▶ **Work required**
Write out the full listing exactly as given, minus the images.

▶ **Items**

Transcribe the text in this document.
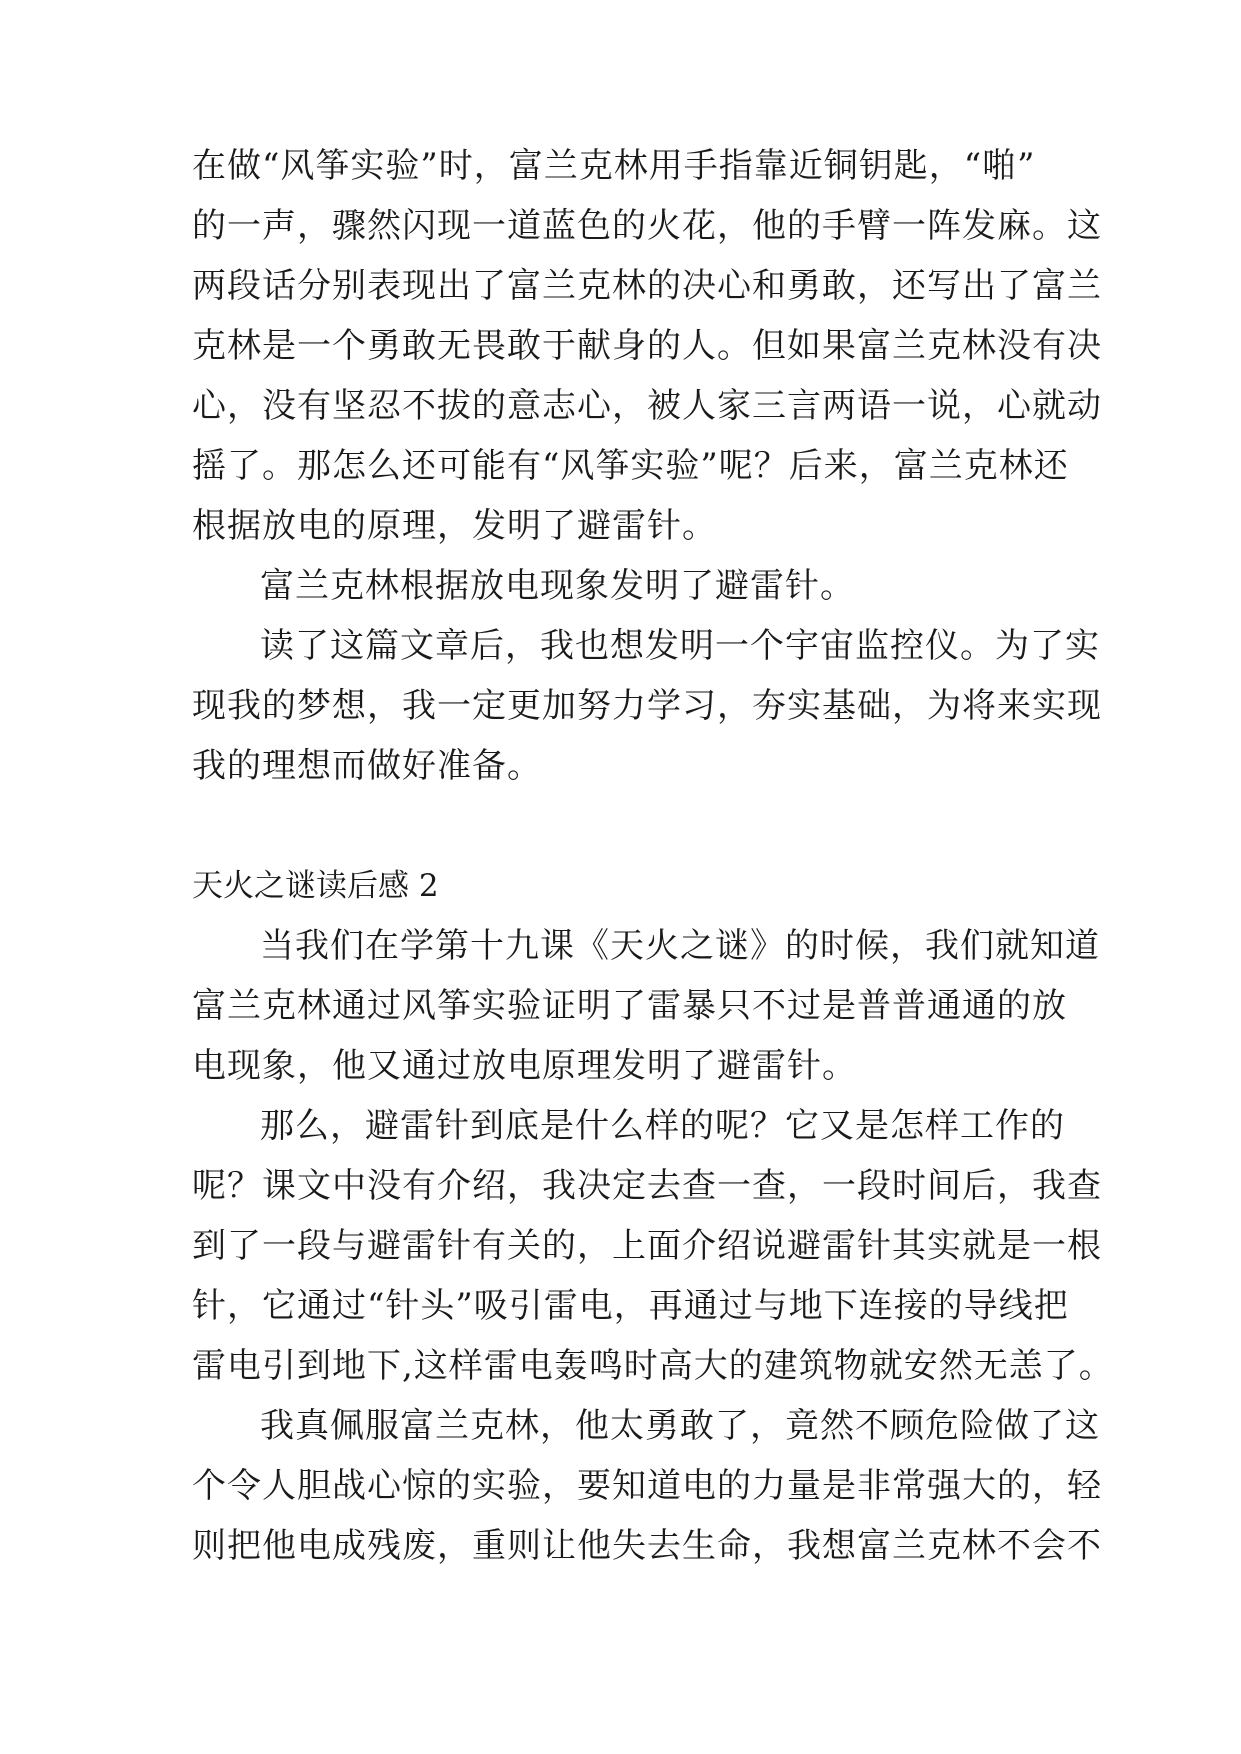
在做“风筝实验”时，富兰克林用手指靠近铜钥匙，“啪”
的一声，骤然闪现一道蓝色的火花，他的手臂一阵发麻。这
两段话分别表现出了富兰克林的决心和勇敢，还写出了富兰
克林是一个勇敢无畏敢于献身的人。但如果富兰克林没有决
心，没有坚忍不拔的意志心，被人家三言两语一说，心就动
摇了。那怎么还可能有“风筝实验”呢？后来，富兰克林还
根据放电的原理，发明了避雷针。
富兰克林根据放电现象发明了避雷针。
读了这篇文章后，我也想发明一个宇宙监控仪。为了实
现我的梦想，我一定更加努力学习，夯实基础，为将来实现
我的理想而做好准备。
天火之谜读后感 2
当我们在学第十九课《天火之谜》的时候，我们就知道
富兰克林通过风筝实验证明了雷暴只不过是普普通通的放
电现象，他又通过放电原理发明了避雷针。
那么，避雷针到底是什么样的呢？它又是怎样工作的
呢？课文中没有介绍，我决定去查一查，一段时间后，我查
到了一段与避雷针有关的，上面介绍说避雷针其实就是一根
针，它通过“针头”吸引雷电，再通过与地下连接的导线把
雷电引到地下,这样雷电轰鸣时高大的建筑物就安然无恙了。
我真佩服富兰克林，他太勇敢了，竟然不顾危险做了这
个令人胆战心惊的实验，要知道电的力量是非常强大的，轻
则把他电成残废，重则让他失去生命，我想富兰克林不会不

▶ **Complete answer**
Transcribe the text in this document.
在做“风筝实验”时，富兰克林用手指靠近铜钥匙，“啪”
的一声，骤然闪现一道蓝色的火花，他的手臂一阵发麻。这
两段话分别表现出了富兰克林的决心和勇敢，还写出了富兰
克林是一个勇敢无畏敢于献身的人。但如果富兰克林没有决
心，没有坚忍不拔的意志心，被人家三言两语一说，心就动
摇了。那怎么还可能有“风筝实验”呢？后来，富兰克林还
根据放电的原理，发明了避雷针。
富兰克林根据放电现象发明了避雷针。
读了这篇文章后，我也想发明一个宇宙监控仪。为了实
现我的梦想，我一定更加努力学习，夯实基础，为将来实现
我的理想而做好准备。
天火之谜读后感 2
当我们在学第十九课《天火之谜》的时候，我们就知道
富兰克林通过风筝实验证明了雷暴只不过是普普通通的放
电现象，他又通过放电原理发明了避雷针。
那么，避雷针到底是什么样的呢？它又是怎样工作的
呢？课文中没有介绍，我决定去查一查，一段时间后，我查
到了一段与避雷针有关的，上面介绍说避雷针其实就是一根
针，它通过“针头”吸引雷电，再通过与地下连接的导线把
雷电引到地下,这样雷电轰鸣时高大的建筑物就安然无恙了。
我真佩服富兰克林，他太勇敢了，竟然不顾危险做了这
个令人胆战心惊的实验，要知道电的力量是非常强大的，轻
则把他电成残废，重则让他失去生命，我想富兰克林不会不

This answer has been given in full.